Exactly reproduce all the records, keeping pictures out of the copy.

● Data lines
***
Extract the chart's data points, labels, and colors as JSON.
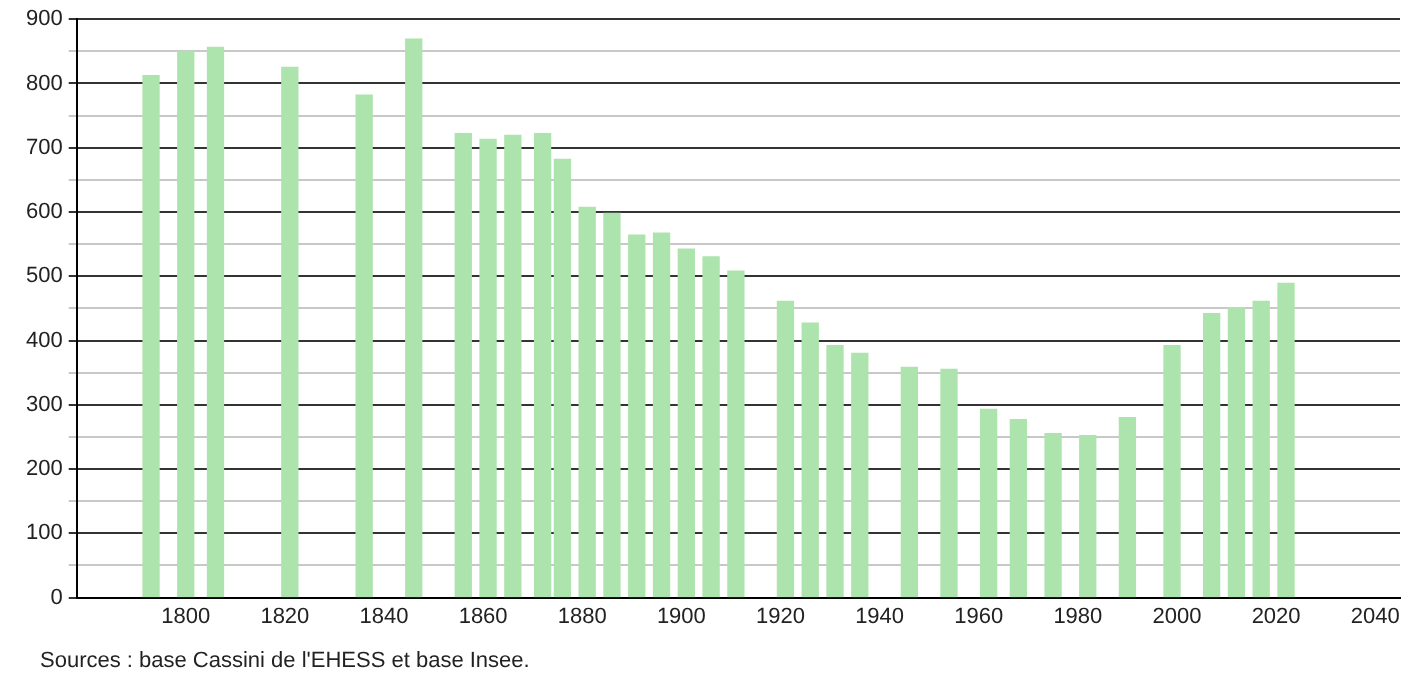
{
  "chart_data": {
    "type": "bar",
    "x": [
      1793,
      1800,
      1806,
      1821,
      1836,
      1846,
      1856,
      1861,
      1866,
      1872,
      1876,
      1881,
      1886,
      1891,
      1896,
      1901,
      1906,
      1911,
      1921,
      1926,
      1931,
      1936,
      1946,
      1954,
      1962,
      1968,
      1975,
      1982,
      1990,
      1999,
      2007,
      2012,
      2017,
      2022
    ],
    "values": [
      812,
      850,
      856,
      825,
      782,
      869,
      722,
      713,
      719,
      722,
      682,
      607,
      598,
      564,
      567,
      542,
      530,
      508,
      461,
      427,
      392,
      380,
      358,
      355,
      293,
      277,
      255,
      252,
      280,
      392,
      442,
      451,
      461,
      489
    ],
    "color": "#ade4ad",
    "xlim": [
      1778,
      2045
    ],
    "xticks": [
      1800,
      1820,
      1840,
      1860,
      1880,
      1900,
      1920,
      1940,
      1960,
      1980,
      2000,
      2020,
      2040
    ],
    "ylim": [
      0,
      900
    ],
    "yticks": [
      0,
      {
        "value": 50,
        "label": null
      },
      100,
      {
        "value": 150,
        "label": null
      },
      200,
      {
        "value": 250,
        "label": null
      },
      300,
      {
        "value": 350,
        "label": null
      },
      400,
      {
        "value": 450,
        "label": null
      },
      500,
      {
        "value": 550,
        "label": null
      },
      600,
      {
        "value": 650,
        "label": null
      },
      700,
      {
        "value": 750,
        "label": null
      },
      800,
      {
        "value": 850,
        "label": null
      },
      900
    ],
    "grid": "y",
    "legend": false,
    "annotations": [
      "Sources : base Cassini de l'EHESS et base Insee."
    ]
  }
}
***
● Correct result
Extract the chart's data points, labels, and colors as JSON.
{
  "chart_data": {
    "type": "bar",
    "x": [
      1793,
      1800,
      1806,
      1821,
      1836,
      1846,
      1856,
      1861,
      1866,
      1872,
      1876,
      1881,
      1886,
      1891,
      1896,
      1901,
      1906,
      1911,
      1921,
      1926,
      1931,
      1936,
      1946,
      1954,
      1962,
      1968,
      1975,
      1982,
      1990,
      1999,
      2007,
      2012,
      2017,
      2022
    ],
    "values": [
      812,
      850,
      856,
      825,
      782,
      869,
      722,
      713,
      719,
      722,
      682,
      607,
      598,
      564,
      567,
      542,
      530,
      508,
      461,
      427,
      392,
      380,
      358,
      355,
      293,
      277,
      255,
      252,
      280,
      392,
      442,
      451,
      461,
      489
    ],
    "color": "#ade4ad",
    "xlim": [
      1778,
      2045
    ],
    "xticks": [
      1800,
      1820,
      1840,
      1860,
      1880,
      1900,
      1920,
      1940,
      1960,
      1980,
      2000,
      2020,
      2040
    ],
    "ylim": [
      0,
      900
    ],
    "yticks": [
      0,
      {
        "value": 50,
        "label": null
      },
      100,
      {
        "value": 150,
        "label": null
      },
      200,
      {
        "value": 250,
        "label": null
      },
      300,
      {
        "value": 350,
        "label": null
      },
      400,
      {
        "value": 450,
        "label": null
      },
      500,
      {
        "value": 550,
        "label": null
      },
      600,
      {
        "value": 650,
        "label": null
      },
      700,
      {
        "value": 750,
        "label": null
      },
      800,
      {
        "value": 850,
        "label": null
      },
      900
    ],
    "grid": "y",
    "legend": false,
    "annotations": [
      "Sources : base Cassini de l'EHESS et base Insee."
    ]
  }
}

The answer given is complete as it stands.